### PROBLEM DESCRIPTION
Every line below that mentions the word "name" should be copied out.
* * * *
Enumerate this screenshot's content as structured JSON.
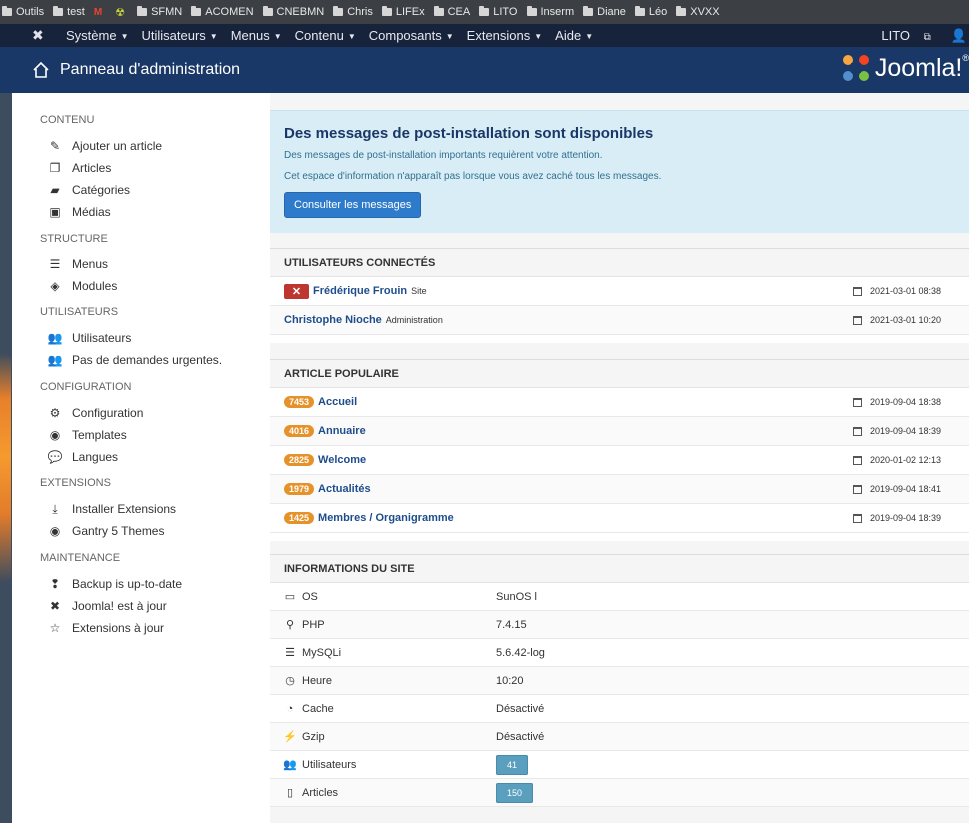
{
  "bookmarks": [
    "Outils",
    "test",
    "SFMN",
    "ACOMEN",
    "CNEBMN",
    "Chris",
    "LIFEx",
    "CEA",
    "LITO",
    "Inserm",
    "Diane",
    "Léo",
    "XVXX"
  ],
  "topnav": {
    "menus": [
      "Système",
      "Utilisateurs",
      "Menus",
      "Contenu",
      "Composants",
      "Extensions",
      "Aide"
    ],
    "site_link": "LITO"
  },
  "header": {
    "title": "Panneau d'administration",
    "brand": "Joomla!",
    "brand_mark": "®"
  },
  "sidebar": {
    "sections": [
      {
        "title": "CONTENU",
        "items": [
          {
            "label": "Ajouter un article",
            "icon": "pencil-icon"
          },
          {
            "label": "Articles",
            "icon": "copy-icon"
          },
          {
            "label": "Catégories",
            "icon": "folder-icon"
          },
          {
            "label": "Médias",
            "icon": "image-icon"
          }
        ]
      },
      {
        "title": "STRUCTURE",
        "items": [
          {
            "label": "Menus",
            "icon": "list-icon"
          },
          {
            "label": "Modules",
            "icon": "cube-icon"
          }
        ]
      },
      {
        "title": "UTILISATEURS",
        "items": [
          {
            "label": "Utilisateurs",
            "icon": "users-icon"
          },
          {
            "label": "Pas de demandes urgentes.",
            "icon": "users-icon"
          }
        ]
      },
      {
        "title": "CONFIGURATION",
        "items": [
          {
            "label": "Configuration",
            "icon": "cog-icon"
          },
          {
            "label": "Templates",
            "icon": "eye-icon"
          },
          {
            "label": "Langues",
            "icon": "comments-icon"
          }
        ]
      },
      {
        "title": "EXTENSIONS",
        "items": [
          {
            "label": "Installer Extensions",
            "icon": "download-icon"
          },
          {
            "label": "Gantry 5 Themes",
            "icon": "eye-icon"
          }
        ]
      },
      {
        "title": "MAINTENANCE",
        "items": [
          {
            "label": "Backup is up-to-date",
            "icon": "backup-icon"
          },
          {
            "label": "Joomla! est à jour",
            "icon": "joomla-icon"
          },
          {
            "label": "Extensions à jour",
            "icon": "star-icon"
          }
        ]
      }
    ]
  },
  "alert": {
    "title": "Des messages de post-installation sont disponibles",
    "line1": "Des messages de post-installation importants requièrent votre attention.",
    "line2": "Cet espace d'information n'apparaît pas lorsque vous avez caché tous les messages.",
    "button": "Consulter les messages"
  },
  "logged_users": {
    "title": "UTILISATEURS CONNECTÉS",
    "rows": [
      {
        "name": "Frédérique Frouin",
        "where": "Site",
        "date": "2021-03-01 08:38",
        "logout": "✕"
      },
      {
        "name": "Christophe Nioche",
        "where": "Administration",
        "date": "2021-03-01 10:20"
      }
    ]
  },
  "popular": {
    "title": "ARTICLE POPULAIRE",
    "rows": [
      {
        "hits": "7453",
        "name": "Accueil",
        "date": "2019-09-04 18:38"
      },
      {
        "hits": "4016",
        "name": "Annuaire",
        "date": "2019-09-04 18:39"
      },
      {
        "hits": "2825",
        "name": "Welcome",
        "date": "2020-01-02 12:13"
      },
      {
        "hits": "1979",
        "name": "Actualités",
        "date": "2019-09-04 18:41"
      },
      {
        "hits": "1425",
        "name": "Membres / Organigramme",
        "date": "2019-09-04 18:39"
      }
    ]
  },
  "siteinfo": {
    "title": "INFORMATIONS DU SITE",
    "rows": [
      {
        "label": "OS",
        "value": "SunOS l",
        "icon": "monitor-icon"
      },
      {
        "label": "PHP",
        "value": "7.4.15",
        "icon": "php-icon"
      },
      {
        "label": "MySQLi",
        "value": "5.6.42-log",
        "icon": "database-icon"
      },
      {
        "label": "Heure",
        "value": "10:20",
        "icon": "clock-icon"
      },
      {
        "label": "Cache",
        "value": "Désactivé",
        "icon": "cache-icon"
      },
      {
        "label": "Gzip",
        "value": "Désactivé",
        "icon": "bolt-icon"
      },
      {
        "label": "Utilisateurs",
        "value": "41",
        "icon": "users-icon",
        "badge": true
      },
      {
        "label": "Articles",
        "value": "150",
        "icon": "file-icon",
        "badge": true
      }
    ]
  },
  "colors": {
    "topnav": "#17223b",
    "header": "#1a3867",
    "alert_bg": "#d9edf7",
    "primary_button": "#2f7bcb",
    "hits_badge": "#e6922a",
    "logout_button": "#bd362f",
    "count_badge": "#5b9fbf"
  }
}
* * * *
### COMPLETE RESPONSE
        "name": "Frédérique Frouin",
        "name": "Christophe Nioche",
        "name": "Accueil",
        "name": "Annuaire",
        "name": "Welcome",
        "name": "Actualités",
        "name": "Membres / Organigramme",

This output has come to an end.